What the task requires » Rewrite all of the items below, swapping "plan view" for "top view" and leaving everything else unchanged.
+---+
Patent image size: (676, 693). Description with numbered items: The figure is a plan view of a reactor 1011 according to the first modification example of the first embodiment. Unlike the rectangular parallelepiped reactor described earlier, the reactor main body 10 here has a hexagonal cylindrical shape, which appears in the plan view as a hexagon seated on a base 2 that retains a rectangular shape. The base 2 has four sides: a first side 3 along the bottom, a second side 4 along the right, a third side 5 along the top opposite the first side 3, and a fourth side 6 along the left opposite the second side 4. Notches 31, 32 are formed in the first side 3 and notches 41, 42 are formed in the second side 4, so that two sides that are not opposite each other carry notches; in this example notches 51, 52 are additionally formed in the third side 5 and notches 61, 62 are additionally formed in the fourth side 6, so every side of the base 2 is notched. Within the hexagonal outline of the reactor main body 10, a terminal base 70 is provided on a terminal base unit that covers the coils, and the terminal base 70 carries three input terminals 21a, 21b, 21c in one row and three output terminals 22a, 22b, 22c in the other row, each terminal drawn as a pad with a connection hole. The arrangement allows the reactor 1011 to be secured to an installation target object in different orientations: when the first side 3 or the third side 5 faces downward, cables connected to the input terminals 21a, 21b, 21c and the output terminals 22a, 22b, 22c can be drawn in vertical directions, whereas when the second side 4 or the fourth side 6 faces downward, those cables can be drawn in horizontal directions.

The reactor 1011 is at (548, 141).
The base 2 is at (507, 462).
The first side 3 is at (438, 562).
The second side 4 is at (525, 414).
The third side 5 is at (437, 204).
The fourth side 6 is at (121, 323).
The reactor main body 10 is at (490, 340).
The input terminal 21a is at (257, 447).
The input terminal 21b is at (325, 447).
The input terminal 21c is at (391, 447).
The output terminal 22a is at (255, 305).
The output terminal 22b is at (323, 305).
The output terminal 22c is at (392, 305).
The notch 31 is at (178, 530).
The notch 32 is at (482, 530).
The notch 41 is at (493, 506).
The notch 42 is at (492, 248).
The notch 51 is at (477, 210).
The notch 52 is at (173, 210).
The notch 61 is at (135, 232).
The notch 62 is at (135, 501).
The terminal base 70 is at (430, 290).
+---+
Expected answer »
Patent image size: (676, 693). Description with numbered items: The figure is a top view of a reactor 1011 according to the first modification example of the first embodiment. Unlike the rectangular parallelepiped reactor described earlier, the reactor main body 10 here has a hexagonal cylindrical shape, which appears in the top view as a hexagon seated on a base 2 that retains a rectangular shape. The base 2 has four sides: a first side 3 along the bottom, a second side 4 along the right, a third side 5 along the top opposite the first side 3, and a fourth side 6 along the left opposite the second side 4. Notches 31, 32 are formed in the first side 3 and notches 41, 42 are formed in the second side 4, so that two sides that are not opposite each other carry notches; in this example notches 51, 52 are additionally formed in the third side 5 and notches 61, 62 are additionally formed in the fourth side 6, so every side of the base 2 is notched. Within the hexagonal outline of the reactor main body 10, a terminal base 70 is provided on a terminal base unit that covers the coils, and the terminal base 70 carries three input terminals 21a, 21b, 21c in one row and three output terminals 22a, 22b, 22c in the other row, each terminal drawn as a pad with a connection hole. The arrangement allows the reactor 1011 to be secured to an installation target object in different orientations: when the first side 3 or the third side 5 faces downward, cables connected to the input terminals 21a, 21b, 21c and the output terminals 22a, 22b, 22c can be drawn in vertical directions, whereas when the second side 4 or the fourth side 6 faces downward, those cables can be drawn in horizontal directions.

The reactor 1011 is at (548, 141).
The base 2 is at (507, 462).
The first side 3 is at (438, 562).
The second side 4 is at (525, 414).
The third side 5 is at (437, 204).
The fourth side 6 is at (121, 323).
The reactor main body 10 is at (490, 340).
The input terminal 21a is at (257, 447).
The input terminal 21b is at (325, 447).
The input terminal 21c is at (391, 447).
The output terminal 22a is at (255, 305).
The output terminal 22b is at (323, 305).
The output terminal 22c is at (392, 305).
The notch 31 is at (178, 530).
The notch 32 is at (482, 530).
The notch 41 is at (493, 506).
The notch 42 is at (492, 248).
The notch 51 is at (477, 210).
The notch 52 is at (173, 210).
The notch 61 is at (135, 232).
The notch 62 is at (135, 501).
The terminal base 70 is at (430, 290).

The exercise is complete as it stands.